TEXTO MOSTRADO:
Las cuentas de la vida | Pasaporte covid

El certificado de vacunación servirá de poco para frenar la ola que nos trae ómicron

Una persona muestra su certificado de vacunación contra la covid-19 en Pamplona.

Nadie sabe muy bien qué utilidad tiene el llamado pasaporte covid. Al principio de la campaña de vacunación, cuando se comprobó la alta capacidad del suero para frenar los contagios de las primeras variantes, podía tener un sentido; pero, a medida que la llegada de otras nuevas –junto con la natural caída de anticuerpos en sangre– ha acelerado el número de infecciones entre vacunados, este argumento ha ido perdiendo fuerza. Durante un tiempo se nos habló de la inmunidad de rebaño (que al principio se situaba en el setenta por ciento de la población vacunada, para luego subir al ochenta o incluso al noventa por ciento), si bien ya nadie repite este razonamiento. El nuevo relato se ajusta más a la realidad de una vacunas extraordinarias para reducir los cuadros de gravedad –ahí su éxito resulta indiscutible–, pero que ni son esterilizantes ni fueron diseñadas para serlo. Los vacunados podemos infectarnos –y, de hecho, así sucede a diario– y podemos contagiar con facilidad, tal y como comprobamos en la actual ola donde se ha llegado a un récord diario de pacientes infectados (al menos en algunas CC. AA.), a pesar de las altas tasas de vacunación. Quizás el objetivo de las restricciones asociadas al pasaporte covid sea simplemente el de incentivar la inoculación del segmento de población más reacio al pinchazo; y, en este caso, cabe pensar que algún éxito ha tenido la medida, en vista del incremento de primeras dosis que se han inyectado esta última semana. Pero, a largo plazo, la sucesión de informaciones contradictorias no deja de suscitar desconfianza entre una ciudadanía cansada de esperar y de asistir con perplejidad al continuo cambio en los criterios de las autoridades.

EXTRACTOS DE DATOS:

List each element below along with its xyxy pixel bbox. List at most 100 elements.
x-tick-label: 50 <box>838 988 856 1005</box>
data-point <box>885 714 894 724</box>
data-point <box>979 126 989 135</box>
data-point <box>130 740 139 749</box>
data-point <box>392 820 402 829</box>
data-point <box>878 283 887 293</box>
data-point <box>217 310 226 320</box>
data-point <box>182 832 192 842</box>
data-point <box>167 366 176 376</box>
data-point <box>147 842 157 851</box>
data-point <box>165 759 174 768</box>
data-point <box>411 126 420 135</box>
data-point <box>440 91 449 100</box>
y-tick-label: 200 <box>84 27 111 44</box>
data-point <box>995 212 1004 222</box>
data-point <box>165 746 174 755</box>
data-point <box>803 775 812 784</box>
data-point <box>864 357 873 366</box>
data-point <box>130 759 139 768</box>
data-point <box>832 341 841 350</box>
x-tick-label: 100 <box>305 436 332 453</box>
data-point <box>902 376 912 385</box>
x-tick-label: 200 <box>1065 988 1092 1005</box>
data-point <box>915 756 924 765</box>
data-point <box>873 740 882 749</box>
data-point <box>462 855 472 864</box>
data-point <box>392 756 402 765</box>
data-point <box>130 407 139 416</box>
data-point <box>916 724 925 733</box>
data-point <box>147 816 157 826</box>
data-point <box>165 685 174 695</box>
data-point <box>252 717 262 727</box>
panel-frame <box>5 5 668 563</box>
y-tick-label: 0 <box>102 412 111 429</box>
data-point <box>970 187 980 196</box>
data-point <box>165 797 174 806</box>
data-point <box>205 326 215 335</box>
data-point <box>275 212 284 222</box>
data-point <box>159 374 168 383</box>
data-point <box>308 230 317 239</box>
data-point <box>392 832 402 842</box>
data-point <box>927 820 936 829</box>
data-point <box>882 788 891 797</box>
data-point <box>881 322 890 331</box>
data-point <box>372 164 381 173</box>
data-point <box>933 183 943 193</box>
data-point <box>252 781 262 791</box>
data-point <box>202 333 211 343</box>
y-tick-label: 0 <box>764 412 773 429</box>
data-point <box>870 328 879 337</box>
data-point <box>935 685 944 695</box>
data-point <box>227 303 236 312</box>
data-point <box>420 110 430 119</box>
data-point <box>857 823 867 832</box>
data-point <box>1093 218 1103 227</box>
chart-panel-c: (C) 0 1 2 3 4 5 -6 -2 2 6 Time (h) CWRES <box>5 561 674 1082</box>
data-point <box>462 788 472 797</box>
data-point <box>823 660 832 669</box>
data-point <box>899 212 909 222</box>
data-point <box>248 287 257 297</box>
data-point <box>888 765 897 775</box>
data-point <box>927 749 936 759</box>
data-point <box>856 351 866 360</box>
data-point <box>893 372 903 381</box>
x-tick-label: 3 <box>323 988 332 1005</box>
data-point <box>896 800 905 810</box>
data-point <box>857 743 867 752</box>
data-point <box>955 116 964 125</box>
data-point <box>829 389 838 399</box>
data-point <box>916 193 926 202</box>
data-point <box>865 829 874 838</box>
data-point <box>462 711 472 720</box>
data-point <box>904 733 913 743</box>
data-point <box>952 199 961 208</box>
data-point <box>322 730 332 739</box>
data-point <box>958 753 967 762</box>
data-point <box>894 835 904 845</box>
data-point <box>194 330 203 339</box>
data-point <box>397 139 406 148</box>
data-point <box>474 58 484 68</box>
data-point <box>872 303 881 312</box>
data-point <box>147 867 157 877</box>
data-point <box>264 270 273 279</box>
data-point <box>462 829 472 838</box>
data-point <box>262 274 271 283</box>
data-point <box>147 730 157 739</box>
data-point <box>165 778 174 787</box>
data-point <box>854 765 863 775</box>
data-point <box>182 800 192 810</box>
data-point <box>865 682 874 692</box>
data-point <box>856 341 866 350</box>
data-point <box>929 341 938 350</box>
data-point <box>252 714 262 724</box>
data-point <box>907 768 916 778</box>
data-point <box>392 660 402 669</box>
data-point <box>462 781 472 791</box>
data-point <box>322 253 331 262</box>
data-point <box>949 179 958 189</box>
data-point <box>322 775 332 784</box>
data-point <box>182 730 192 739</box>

TAREA A:
Según el texto sobre el pasaporte covid, ¿en qué porcentaje de población vacunada se situaba al principio la inmunidad de rebaño?
TAREA B:
Imprime, sin cambios, la parte del texto sobre el pasaporte covid que se abre con las palabras que contienen "Las cuentas de" y se cierra con "covid-19 en Pamplona.".

RESPUESTA A:
En el setenta por ciento de la población vacunada.

RESPUESTA B:
Las cuentas de la vida | Pasaporte covid

El certificado de vacunación servirá de poco para frenar la ola que nos trae ómicron

Una persona muestra su certificado de vacunación contra la covid-19 en Pamplona.